*Goal:*
Gather each line in the entries that includes the string "image".
━━ Supplied information ━━
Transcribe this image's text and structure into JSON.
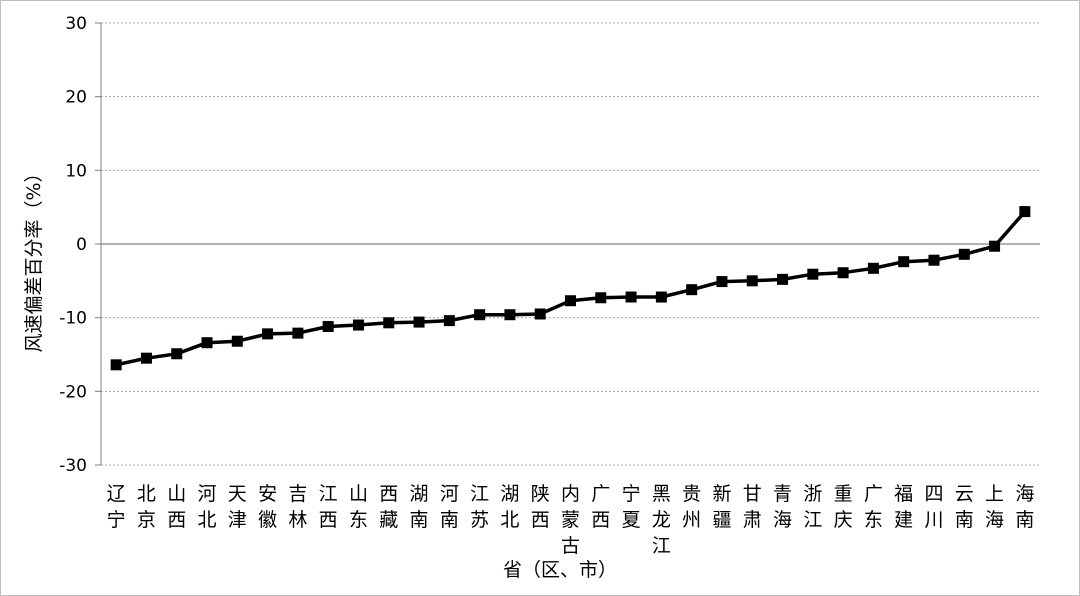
{
  "chart_data": {
    "type": "line",
    "title": "",
    "xlabel": "省（区、市）",
    "ylabel": "风速偏差百分率（%）",
    "ylim": [
      -30,
      30
    ],
    "yticks": [
      30,
      20,
      10,
      0,
      -10,
      -20,
      -30
    ],
    "grid": true,
    "legend": "none",
    "categories": [
      "辽宁",
      "北京",
      "山西",
      "河北",
      "天津",
      "安徽",
      "吉林",
      "江西",
      "山东",
      "西藏",
      "湖南",
      "河南",
      "江苏",
      "湖北",
      "陕西",
      "内蒙古",
      "广西",
      "宁夏",
      "黑龙江",
      "贵州",
      "新疆",
      "甘肃",
      "青海",
      "浙江",
      "重庆",
      "广东",
      "福建",
      "四川",
      "云南",
      "上海",
      "海南"
    ],
    "series": [
      {
        "values": [
          -16.4,
          -15.5,
          -14.9,
          -13.4,
          -13.2,
          -12.2,
          -12.1,
          -11.2,
          -11.0,
          -10.7,
          -10.6,
          -10.4,
          -9.6,
          -9.6,
          -9.5,
          -7.7,
          -7.3,
          -7.2,
          -7.2,
          -6.2,
          -5.1,
          -5.0,
          -4.8,
          -4.1,
          -3.9,
          -3.3,
          -2.4,
          -2.2,
          -1.4,
          -0.3,
          4.4
        ],
        "color": "#000000"
      }
    ]
  }
}
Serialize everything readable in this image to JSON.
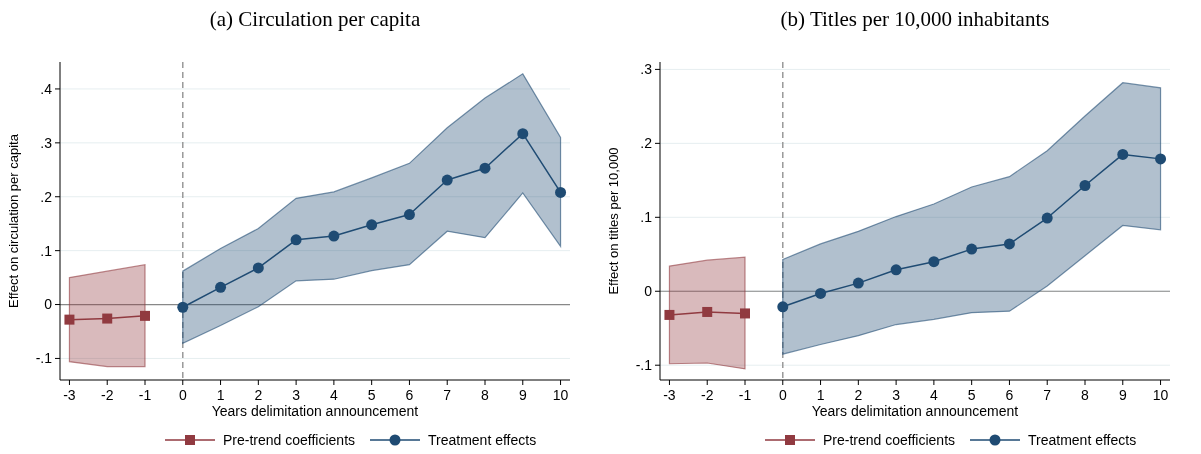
━━━
*Reply:*
Transcribe this image's text and structure into JSON.
Serialize everything readable in this image to JSON.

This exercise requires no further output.